— THINGS TO DO —
a – In the passage on good leadership, which dimension of leadership does the best-selling management book tend to focus on?
b – Reproduce the passage on good leadership word for word, from "Look into the" to "makes them great.".

— PAGE EXTRACT —

Look into the soul of any great leader and you will find a good leader. But, if only that were the case. Some leaders, those who crave and bathe in the spotlight, are in fact not so great. Others, who are highly effective (and modest) and possess the five key characteristics this author describes, are good leaders first and foremost. Which is what, in the end, makes them great.
The extraordinarily successful book From Good to Greati focused attention on the kind of leadership that was required to achieve enduring high performance. While it has been one of the best-selling management books of all time, it tends to focus on the effectiveness dimension of leadership to the virtual exclusion of other important dimensions. In my view, you cannot have truly great leadership without considering the broader challenges that face organizational leaders today. Great leadership must be good leadership too.
The word “good” is an interesting word in the English language because of the many meanings that it has. No more so is this true than when it is used in conjunction with the words “leader” or “leadership.” Good leadership can, indeed refer to effective leadership – getting followers to pursue and attain goals. But it can also refer to the purpose or goals that leaders pursue and whether those are deemed fitting by the societies within which they operate; it can refer to the ethics of leaders – doing the right things in the right ways. It can also refer to the ways in which leaders make followers feel good and, indeed, the way they feel about themselves as leaders.

— DATASET SECTION —
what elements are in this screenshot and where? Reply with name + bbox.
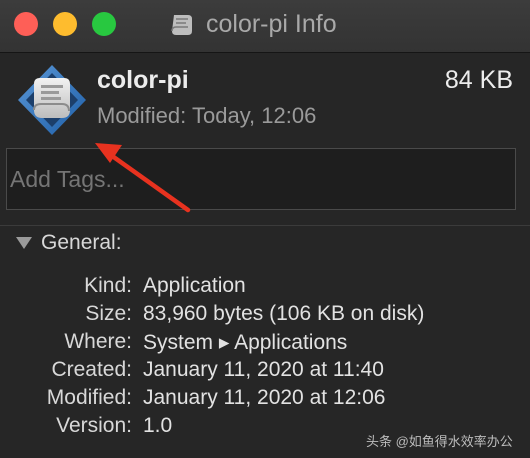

— SOLUTION LIST —
a – The effectiveness dimension, to the virtual exclusion of other important dimensions.

b –
Look into the soul of any great leader and you will find a good leader. But, if only that were the case. Some leaders, those who crave and bathe in the spotlight, are in fact not so great. Others, who are highly effective (and modest) and possess the five key characteristics this author describes, are good leaders first and foremost. Which is what, in the end, makes them great.